■ **EXERCISE BRIEF**
Please copy the records from the line with "image-column: ACE1114 <box>677" up to and including the line with "10 678 131</box>", keeping every character unchanged.

■ **DATASET CONTENT**
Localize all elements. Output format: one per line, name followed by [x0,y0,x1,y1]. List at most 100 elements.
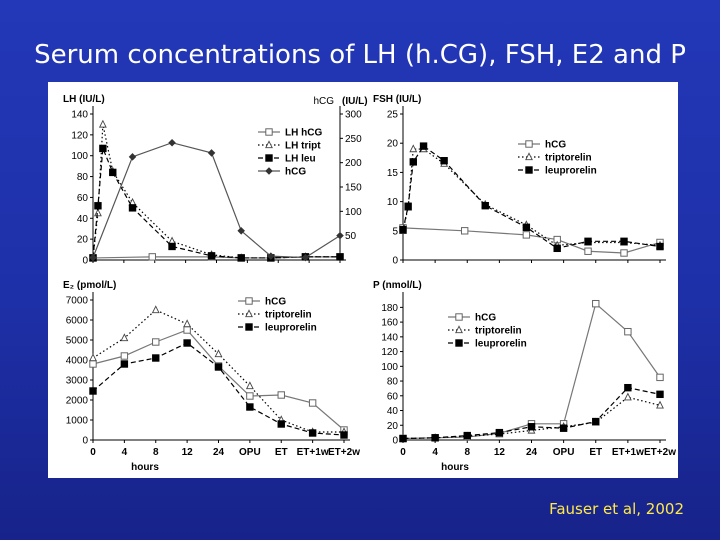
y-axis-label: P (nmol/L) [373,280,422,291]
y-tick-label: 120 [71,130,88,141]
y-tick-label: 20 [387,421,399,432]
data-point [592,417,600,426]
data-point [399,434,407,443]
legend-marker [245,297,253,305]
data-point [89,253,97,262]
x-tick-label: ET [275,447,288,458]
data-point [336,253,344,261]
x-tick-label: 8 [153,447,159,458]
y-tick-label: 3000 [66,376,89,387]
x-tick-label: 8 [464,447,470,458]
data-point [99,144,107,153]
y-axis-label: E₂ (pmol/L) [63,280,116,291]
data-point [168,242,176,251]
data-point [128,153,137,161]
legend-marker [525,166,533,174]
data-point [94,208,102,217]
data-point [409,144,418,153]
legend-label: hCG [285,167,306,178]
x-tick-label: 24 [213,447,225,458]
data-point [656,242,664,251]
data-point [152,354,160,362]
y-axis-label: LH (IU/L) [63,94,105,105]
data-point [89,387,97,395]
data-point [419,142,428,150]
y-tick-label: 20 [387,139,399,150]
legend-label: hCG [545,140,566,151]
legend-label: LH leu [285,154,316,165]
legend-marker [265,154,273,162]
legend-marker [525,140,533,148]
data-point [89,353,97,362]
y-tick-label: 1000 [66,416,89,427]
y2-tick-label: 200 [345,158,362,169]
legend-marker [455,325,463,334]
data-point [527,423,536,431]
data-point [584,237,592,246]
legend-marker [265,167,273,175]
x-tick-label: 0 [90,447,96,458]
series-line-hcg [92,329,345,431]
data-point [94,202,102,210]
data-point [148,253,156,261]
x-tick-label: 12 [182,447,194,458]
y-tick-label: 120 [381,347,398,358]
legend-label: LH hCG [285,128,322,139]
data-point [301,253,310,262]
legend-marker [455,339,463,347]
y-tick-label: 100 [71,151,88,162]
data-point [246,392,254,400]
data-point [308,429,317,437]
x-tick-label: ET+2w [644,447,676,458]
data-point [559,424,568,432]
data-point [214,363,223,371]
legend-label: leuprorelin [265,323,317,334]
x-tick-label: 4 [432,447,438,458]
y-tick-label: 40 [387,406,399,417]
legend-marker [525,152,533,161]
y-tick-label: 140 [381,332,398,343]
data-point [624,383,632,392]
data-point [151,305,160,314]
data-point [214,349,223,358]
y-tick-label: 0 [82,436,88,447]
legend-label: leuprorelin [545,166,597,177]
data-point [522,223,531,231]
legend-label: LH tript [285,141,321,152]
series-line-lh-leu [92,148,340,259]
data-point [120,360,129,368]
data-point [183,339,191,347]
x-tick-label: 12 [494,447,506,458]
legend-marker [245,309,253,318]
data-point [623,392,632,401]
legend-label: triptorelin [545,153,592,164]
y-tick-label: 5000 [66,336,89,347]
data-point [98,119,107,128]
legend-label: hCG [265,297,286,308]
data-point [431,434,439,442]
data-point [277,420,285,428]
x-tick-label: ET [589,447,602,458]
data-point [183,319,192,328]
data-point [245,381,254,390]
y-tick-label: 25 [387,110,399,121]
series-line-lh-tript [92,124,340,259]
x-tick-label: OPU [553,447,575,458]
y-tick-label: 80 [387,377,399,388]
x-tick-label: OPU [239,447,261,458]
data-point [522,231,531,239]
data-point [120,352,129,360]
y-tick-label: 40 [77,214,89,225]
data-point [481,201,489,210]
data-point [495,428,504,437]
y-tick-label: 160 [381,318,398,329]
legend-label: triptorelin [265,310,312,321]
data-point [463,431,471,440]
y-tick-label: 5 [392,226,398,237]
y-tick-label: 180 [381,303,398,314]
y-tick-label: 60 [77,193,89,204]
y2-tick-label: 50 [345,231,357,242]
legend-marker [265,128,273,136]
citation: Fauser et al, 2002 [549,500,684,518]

--

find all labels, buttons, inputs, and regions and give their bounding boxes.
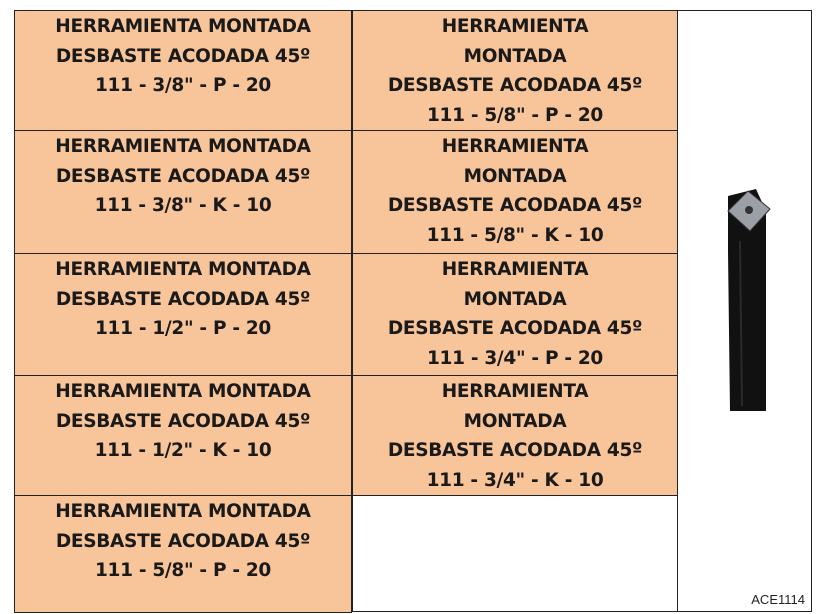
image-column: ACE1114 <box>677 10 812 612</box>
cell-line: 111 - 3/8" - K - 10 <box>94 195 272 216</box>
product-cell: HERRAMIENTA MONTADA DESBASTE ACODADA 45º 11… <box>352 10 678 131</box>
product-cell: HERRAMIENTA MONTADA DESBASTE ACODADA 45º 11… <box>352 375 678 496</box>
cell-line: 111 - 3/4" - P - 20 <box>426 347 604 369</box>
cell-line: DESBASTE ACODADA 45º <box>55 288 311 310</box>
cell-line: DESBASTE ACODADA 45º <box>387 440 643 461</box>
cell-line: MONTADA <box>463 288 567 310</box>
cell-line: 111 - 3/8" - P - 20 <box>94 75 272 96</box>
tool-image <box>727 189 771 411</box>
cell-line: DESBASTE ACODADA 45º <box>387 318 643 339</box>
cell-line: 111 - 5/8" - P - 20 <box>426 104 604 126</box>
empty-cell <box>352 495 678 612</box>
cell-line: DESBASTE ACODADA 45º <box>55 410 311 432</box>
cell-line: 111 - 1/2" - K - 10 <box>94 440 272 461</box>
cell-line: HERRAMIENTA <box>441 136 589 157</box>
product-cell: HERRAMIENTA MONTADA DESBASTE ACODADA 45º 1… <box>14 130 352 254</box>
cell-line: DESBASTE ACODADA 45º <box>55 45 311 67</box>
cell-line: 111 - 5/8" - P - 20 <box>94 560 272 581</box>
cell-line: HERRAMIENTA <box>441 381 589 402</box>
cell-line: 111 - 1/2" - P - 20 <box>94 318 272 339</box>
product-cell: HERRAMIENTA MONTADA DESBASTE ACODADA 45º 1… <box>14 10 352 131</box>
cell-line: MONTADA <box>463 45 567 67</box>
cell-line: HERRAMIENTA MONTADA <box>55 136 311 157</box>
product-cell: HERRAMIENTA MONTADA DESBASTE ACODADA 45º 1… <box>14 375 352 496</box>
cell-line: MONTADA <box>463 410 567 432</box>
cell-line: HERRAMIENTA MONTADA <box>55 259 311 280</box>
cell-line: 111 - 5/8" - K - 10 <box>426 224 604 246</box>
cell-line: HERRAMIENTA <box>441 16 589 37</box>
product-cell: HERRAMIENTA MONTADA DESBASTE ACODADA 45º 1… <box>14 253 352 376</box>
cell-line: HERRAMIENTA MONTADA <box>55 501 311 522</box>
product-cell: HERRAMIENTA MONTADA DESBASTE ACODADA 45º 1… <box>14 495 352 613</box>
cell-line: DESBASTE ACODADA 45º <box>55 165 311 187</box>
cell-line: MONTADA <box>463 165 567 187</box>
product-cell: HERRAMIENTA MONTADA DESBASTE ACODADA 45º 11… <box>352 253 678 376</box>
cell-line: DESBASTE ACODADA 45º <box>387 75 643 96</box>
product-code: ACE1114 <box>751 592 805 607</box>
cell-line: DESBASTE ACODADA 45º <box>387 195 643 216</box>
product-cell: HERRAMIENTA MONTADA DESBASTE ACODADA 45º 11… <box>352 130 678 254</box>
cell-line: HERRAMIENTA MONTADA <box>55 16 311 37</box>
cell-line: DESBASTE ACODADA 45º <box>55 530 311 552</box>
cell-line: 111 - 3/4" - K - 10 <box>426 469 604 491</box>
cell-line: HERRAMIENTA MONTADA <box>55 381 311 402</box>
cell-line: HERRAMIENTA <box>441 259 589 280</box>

■ **SOLUTION FOR THIS TASK**
image-column: ACE1114 <box>677 10 812 612</box>
cell-line: 111 - 3/8" - K - 10 <box>94 195 272 216</box>
product-cell: HERRAMIENTA MONTADA DESBASTE ACODADA 45º 11… <box>352 10 678 131</box>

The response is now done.